WHAT THE TASK ASKS
In how many lines of the data does the word "rossa" appear? Give the number by itself.

-- START MATERIAL TO PROCESS --

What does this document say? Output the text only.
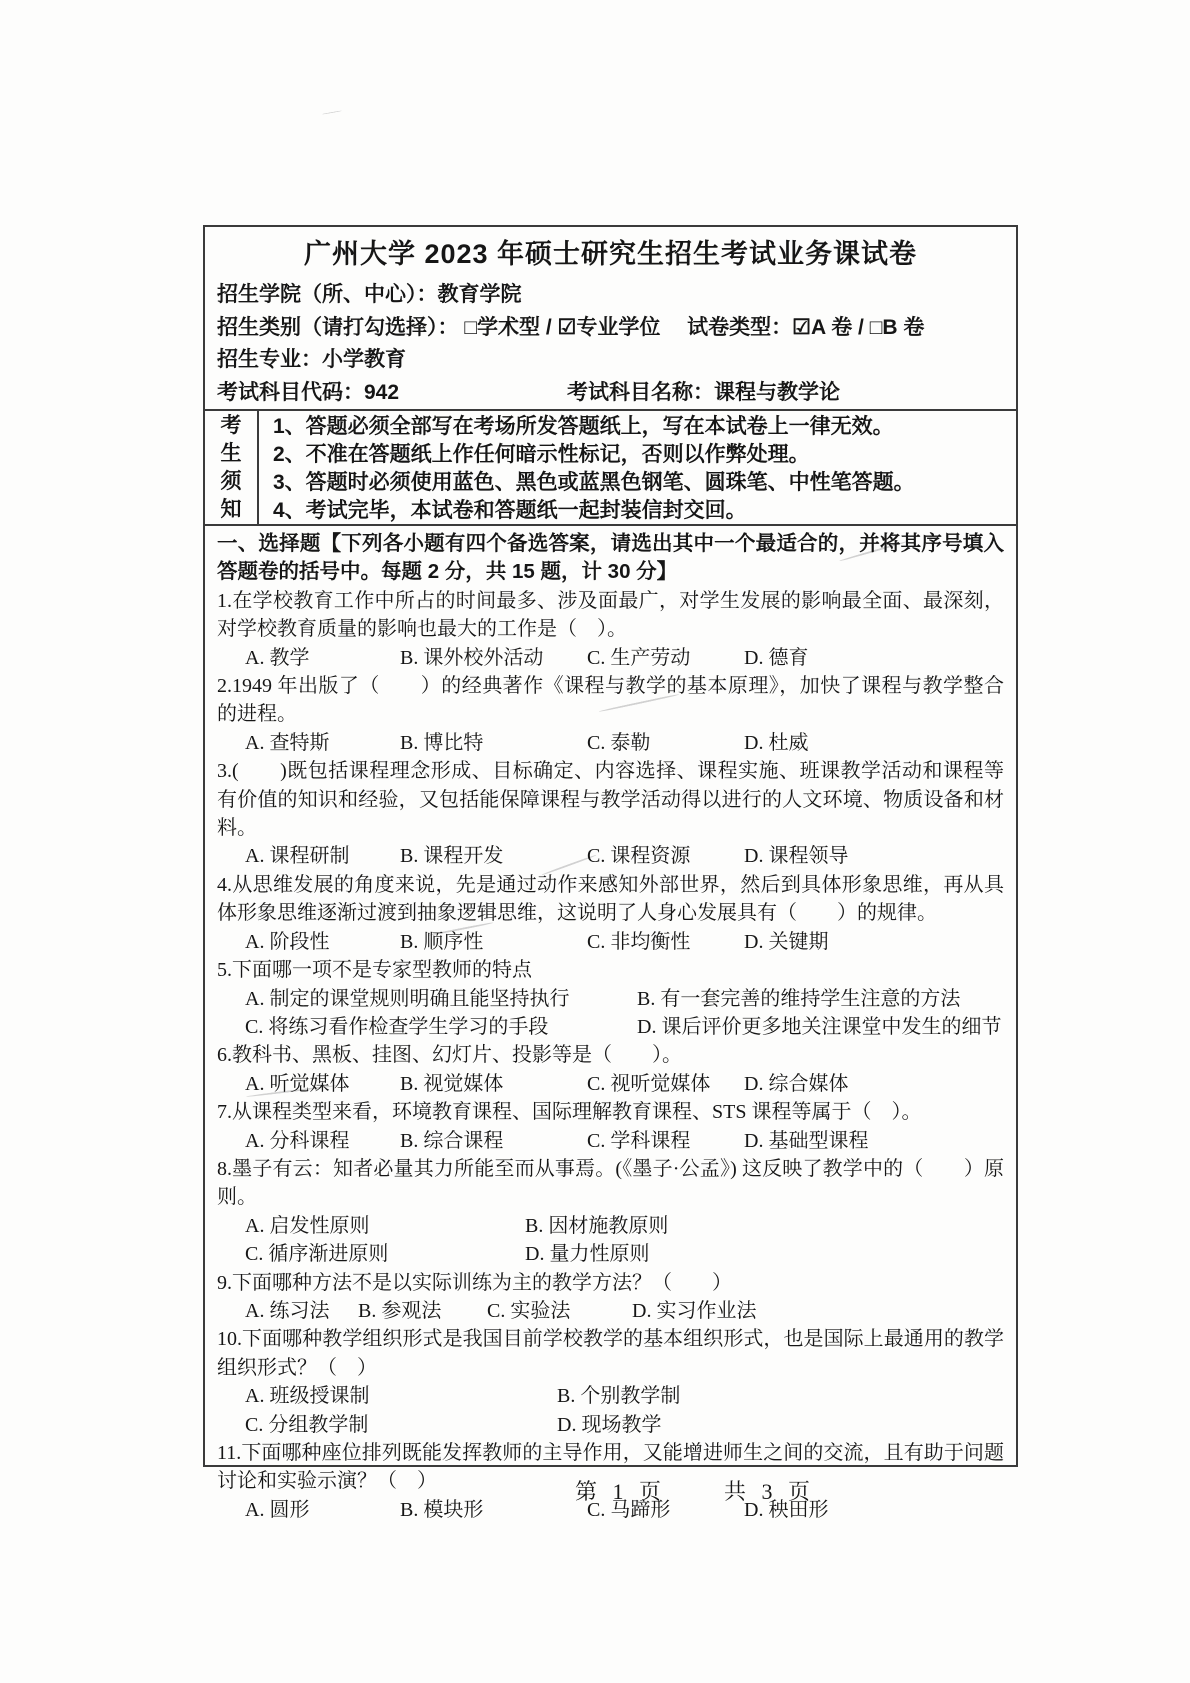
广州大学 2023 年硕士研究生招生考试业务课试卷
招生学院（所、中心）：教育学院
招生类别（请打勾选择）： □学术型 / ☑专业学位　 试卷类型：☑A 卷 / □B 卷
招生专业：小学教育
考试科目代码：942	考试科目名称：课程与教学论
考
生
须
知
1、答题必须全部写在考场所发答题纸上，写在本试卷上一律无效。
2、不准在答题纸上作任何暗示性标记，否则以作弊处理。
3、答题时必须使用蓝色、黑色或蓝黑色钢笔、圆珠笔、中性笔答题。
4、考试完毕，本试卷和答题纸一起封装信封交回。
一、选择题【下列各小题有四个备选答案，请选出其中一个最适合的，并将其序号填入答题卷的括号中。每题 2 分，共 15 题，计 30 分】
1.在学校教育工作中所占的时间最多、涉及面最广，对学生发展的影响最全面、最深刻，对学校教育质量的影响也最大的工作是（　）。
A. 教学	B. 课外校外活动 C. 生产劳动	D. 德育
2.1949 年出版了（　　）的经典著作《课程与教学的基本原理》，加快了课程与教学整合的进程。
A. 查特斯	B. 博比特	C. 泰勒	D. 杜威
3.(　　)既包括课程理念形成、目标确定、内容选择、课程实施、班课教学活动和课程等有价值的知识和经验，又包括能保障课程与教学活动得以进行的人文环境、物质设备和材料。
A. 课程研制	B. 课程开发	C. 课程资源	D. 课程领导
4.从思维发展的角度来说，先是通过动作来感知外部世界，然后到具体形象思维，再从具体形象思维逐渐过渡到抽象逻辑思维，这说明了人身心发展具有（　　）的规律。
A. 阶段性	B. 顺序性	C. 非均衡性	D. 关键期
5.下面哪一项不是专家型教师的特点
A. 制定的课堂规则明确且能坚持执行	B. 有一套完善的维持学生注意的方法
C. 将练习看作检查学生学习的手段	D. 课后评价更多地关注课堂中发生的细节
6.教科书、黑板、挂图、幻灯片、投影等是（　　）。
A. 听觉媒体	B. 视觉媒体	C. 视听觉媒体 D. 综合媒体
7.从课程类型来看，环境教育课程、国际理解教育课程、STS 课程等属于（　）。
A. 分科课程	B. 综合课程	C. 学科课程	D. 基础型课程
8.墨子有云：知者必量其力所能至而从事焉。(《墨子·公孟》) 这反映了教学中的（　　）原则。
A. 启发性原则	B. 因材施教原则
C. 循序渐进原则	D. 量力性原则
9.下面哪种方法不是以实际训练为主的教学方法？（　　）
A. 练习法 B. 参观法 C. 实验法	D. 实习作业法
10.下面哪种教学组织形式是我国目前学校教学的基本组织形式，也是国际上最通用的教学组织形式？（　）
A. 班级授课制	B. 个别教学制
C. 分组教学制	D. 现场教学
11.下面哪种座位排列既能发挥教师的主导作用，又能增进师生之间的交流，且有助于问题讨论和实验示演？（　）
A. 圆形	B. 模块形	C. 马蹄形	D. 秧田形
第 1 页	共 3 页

-- END MATERIAL TO PROCESS --
-- START MATERIAL TO PROCESS --

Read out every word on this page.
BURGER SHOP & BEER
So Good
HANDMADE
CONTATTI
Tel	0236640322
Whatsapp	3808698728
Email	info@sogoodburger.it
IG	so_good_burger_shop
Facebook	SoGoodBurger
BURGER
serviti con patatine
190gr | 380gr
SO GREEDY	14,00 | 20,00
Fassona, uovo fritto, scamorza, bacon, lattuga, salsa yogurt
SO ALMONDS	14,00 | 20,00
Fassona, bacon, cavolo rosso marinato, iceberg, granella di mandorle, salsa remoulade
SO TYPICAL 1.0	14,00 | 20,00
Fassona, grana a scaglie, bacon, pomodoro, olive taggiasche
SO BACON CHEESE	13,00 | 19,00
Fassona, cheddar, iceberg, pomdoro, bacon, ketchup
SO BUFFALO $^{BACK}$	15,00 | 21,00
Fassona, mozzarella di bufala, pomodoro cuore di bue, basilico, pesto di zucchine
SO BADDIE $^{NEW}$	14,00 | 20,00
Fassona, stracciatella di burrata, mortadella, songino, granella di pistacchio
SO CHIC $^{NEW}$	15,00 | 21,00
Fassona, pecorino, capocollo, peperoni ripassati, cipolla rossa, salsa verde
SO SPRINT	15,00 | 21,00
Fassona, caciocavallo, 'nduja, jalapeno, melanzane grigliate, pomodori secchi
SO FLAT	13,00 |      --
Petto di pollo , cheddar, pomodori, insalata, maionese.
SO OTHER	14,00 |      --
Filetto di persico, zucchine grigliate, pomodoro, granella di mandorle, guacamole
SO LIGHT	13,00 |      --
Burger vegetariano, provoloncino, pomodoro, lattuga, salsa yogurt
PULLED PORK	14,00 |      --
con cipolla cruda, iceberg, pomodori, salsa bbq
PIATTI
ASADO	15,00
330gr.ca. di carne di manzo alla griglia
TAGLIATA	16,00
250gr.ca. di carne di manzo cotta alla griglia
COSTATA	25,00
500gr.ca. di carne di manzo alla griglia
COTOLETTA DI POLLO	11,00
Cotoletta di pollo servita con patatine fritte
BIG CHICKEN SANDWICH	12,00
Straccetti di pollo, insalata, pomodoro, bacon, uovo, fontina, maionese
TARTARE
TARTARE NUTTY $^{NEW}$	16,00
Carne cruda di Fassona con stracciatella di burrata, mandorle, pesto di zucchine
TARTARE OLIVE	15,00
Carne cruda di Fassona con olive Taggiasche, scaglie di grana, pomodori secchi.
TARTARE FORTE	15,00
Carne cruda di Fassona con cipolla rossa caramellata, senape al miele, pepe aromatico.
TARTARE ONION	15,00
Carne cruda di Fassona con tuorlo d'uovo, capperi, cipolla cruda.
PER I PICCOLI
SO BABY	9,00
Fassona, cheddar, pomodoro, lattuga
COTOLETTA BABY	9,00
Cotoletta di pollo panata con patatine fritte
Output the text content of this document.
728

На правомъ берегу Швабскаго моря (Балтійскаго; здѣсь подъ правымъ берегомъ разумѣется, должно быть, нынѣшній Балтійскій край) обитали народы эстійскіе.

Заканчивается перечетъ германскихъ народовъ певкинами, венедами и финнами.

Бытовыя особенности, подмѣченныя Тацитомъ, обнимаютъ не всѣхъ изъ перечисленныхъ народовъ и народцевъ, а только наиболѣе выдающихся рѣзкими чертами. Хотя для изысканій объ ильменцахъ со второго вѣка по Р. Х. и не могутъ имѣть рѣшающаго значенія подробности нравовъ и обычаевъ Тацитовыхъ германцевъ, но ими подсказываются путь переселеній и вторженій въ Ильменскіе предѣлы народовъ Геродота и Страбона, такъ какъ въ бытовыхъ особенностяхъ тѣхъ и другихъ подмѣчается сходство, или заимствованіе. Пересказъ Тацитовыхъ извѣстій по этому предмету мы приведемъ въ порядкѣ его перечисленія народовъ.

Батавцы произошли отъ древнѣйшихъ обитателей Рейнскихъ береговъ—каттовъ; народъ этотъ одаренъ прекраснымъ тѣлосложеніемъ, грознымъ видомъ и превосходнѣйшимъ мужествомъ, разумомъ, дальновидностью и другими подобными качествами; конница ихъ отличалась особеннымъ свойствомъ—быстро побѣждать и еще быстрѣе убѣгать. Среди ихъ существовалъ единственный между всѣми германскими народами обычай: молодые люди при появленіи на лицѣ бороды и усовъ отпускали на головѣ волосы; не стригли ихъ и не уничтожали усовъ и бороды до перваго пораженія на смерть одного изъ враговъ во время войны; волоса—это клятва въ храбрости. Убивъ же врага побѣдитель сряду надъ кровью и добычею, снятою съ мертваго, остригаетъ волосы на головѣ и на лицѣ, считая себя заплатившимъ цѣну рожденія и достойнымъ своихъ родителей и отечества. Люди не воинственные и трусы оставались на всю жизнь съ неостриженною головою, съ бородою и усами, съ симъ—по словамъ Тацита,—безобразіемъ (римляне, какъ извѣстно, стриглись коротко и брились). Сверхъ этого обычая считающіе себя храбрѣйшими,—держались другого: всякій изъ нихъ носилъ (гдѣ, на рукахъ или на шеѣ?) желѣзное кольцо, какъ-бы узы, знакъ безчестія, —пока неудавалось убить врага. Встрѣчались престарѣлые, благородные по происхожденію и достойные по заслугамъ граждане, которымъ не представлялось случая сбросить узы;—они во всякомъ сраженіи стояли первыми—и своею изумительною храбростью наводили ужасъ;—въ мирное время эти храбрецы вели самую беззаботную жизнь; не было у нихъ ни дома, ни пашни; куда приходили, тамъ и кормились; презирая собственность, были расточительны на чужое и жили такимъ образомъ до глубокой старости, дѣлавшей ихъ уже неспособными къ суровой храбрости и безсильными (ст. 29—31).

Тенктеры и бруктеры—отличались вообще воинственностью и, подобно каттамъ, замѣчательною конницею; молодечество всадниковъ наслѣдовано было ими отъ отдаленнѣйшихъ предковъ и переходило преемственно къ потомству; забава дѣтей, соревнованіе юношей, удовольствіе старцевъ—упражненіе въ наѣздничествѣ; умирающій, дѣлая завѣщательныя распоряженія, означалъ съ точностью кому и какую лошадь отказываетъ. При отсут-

-- END MATERIAL TO PROCESS --

SOLUTION BELOW
2